Task goal: Locate the string "kvinnor" throughout the material and copy every line in which it occurs.

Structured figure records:
=-=-=-=-=

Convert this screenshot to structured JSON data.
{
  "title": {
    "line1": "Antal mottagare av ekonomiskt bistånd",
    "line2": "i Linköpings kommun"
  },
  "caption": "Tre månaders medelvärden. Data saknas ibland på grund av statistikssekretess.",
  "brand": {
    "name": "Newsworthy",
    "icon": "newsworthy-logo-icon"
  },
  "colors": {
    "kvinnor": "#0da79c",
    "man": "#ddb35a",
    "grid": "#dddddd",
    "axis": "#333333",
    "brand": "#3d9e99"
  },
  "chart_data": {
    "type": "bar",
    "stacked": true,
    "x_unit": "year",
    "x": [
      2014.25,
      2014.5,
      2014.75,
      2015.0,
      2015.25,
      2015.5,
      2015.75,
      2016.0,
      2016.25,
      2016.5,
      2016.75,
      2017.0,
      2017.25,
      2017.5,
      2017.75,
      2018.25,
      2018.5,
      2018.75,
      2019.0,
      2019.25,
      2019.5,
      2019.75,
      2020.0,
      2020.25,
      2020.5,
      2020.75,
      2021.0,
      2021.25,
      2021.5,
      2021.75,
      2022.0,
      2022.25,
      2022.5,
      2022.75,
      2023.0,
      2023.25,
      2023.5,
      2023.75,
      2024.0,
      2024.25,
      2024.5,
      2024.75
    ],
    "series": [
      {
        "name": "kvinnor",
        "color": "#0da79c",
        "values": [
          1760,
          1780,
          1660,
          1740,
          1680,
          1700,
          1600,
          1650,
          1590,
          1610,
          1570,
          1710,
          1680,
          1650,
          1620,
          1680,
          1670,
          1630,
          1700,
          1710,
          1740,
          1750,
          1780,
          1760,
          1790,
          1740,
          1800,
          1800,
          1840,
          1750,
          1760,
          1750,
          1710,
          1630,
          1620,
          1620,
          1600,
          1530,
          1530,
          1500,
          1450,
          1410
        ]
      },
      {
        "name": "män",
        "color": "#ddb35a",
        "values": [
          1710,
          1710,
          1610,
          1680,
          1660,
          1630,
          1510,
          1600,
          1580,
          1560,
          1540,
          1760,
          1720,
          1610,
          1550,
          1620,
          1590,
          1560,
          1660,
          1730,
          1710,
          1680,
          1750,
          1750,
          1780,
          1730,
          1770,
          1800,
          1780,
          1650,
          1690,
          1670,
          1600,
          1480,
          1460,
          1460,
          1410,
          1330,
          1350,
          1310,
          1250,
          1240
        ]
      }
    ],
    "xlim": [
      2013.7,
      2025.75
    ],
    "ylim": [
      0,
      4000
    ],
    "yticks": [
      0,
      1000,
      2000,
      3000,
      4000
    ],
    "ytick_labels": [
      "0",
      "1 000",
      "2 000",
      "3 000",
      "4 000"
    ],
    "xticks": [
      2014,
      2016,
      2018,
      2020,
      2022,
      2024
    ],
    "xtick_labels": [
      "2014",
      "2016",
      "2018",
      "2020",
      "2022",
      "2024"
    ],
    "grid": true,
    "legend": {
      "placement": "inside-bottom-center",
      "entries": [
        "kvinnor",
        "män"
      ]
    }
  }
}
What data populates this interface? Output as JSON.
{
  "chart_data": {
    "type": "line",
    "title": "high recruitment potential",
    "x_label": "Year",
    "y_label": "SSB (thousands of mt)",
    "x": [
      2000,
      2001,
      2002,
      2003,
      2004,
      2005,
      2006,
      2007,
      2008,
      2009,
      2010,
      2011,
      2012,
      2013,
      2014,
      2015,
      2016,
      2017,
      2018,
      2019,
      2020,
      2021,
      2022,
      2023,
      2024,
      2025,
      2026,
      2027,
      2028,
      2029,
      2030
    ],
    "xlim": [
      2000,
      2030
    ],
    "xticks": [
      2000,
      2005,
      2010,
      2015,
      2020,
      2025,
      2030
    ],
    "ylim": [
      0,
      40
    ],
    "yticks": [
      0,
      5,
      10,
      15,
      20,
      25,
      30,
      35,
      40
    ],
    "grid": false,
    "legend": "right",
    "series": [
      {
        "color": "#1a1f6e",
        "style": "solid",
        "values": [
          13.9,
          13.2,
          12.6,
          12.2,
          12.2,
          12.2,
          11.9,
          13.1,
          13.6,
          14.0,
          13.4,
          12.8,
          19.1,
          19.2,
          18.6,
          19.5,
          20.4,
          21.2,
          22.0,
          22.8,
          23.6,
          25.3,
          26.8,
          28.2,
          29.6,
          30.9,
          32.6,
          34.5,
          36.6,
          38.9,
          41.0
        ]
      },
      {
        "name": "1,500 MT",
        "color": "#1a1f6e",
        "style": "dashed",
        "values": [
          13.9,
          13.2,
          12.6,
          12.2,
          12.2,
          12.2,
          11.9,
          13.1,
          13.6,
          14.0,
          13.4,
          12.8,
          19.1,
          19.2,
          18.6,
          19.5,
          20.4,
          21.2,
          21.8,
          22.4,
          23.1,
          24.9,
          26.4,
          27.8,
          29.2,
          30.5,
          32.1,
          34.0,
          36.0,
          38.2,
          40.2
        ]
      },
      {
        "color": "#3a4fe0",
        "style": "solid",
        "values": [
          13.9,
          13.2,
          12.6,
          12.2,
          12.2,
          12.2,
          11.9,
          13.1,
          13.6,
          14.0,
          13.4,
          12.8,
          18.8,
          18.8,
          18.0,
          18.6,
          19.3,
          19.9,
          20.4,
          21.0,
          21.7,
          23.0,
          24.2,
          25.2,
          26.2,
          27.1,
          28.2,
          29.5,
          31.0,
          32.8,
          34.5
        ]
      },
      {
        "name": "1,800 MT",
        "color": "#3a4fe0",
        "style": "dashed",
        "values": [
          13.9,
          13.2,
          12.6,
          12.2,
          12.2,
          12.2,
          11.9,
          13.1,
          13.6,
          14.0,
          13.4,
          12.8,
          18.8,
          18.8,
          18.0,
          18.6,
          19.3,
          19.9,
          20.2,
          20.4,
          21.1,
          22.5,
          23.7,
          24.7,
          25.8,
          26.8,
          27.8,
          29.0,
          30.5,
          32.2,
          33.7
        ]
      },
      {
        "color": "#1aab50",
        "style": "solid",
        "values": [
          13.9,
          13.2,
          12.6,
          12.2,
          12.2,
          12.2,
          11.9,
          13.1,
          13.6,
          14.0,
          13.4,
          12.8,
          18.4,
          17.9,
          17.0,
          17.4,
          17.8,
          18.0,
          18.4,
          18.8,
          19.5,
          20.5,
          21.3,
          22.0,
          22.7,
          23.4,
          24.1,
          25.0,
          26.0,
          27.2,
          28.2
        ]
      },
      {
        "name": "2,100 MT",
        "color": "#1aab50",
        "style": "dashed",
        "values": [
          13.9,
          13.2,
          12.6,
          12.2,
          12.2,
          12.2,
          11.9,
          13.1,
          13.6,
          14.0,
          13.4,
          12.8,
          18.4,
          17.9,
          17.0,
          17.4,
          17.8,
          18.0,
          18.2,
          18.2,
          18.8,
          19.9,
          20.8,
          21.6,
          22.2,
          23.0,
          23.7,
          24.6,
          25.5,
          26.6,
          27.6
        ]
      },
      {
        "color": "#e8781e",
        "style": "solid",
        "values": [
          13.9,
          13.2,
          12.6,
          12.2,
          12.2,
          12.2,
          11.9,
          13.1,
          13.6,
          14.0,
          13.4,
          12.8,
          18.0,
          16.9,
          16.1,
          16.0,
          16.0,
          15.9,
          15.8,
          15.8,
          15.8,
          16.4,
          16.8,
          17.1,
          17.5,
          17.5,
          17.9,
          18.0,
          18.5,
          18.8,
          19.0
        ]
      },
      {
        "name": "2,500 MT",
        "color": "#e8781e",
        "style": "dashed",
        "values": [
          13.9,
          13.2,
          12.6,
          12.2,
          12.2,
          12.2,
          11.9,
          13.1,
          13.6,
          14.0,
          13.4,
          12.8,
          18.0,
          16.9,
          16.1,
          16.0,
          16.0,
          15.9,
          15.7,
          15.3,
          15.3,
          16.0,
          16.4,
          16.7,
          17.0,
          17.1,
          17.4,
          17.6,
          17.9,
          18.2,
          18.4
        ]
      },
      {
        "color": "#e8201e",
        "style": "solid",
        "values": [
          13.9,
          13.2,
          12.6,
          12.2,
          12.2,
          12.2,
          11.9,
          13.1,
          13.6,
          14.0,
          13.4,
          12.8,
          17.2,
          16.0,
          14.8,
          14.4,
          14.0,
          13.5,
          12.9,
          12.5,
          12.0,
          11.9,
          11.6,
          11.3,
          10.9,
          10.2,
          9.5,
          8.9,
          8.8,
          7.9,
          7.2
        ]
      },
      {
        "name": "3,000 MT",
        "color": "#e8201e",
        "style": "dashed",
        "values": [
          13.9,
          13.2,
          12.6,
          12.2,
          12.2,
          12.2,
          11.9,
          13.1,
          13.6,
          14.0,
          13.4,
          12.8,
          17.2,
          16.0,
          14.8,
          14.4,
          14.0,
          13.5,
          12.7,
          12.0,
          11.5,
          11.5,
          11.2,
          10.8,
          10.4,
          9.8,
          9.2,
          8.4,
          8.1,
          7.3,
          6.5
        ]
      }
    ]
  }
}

=-=-=-=-=

The result:
    "kvinnor": "#0da79c",
        "name": "kvinnor",
        "kvinnor",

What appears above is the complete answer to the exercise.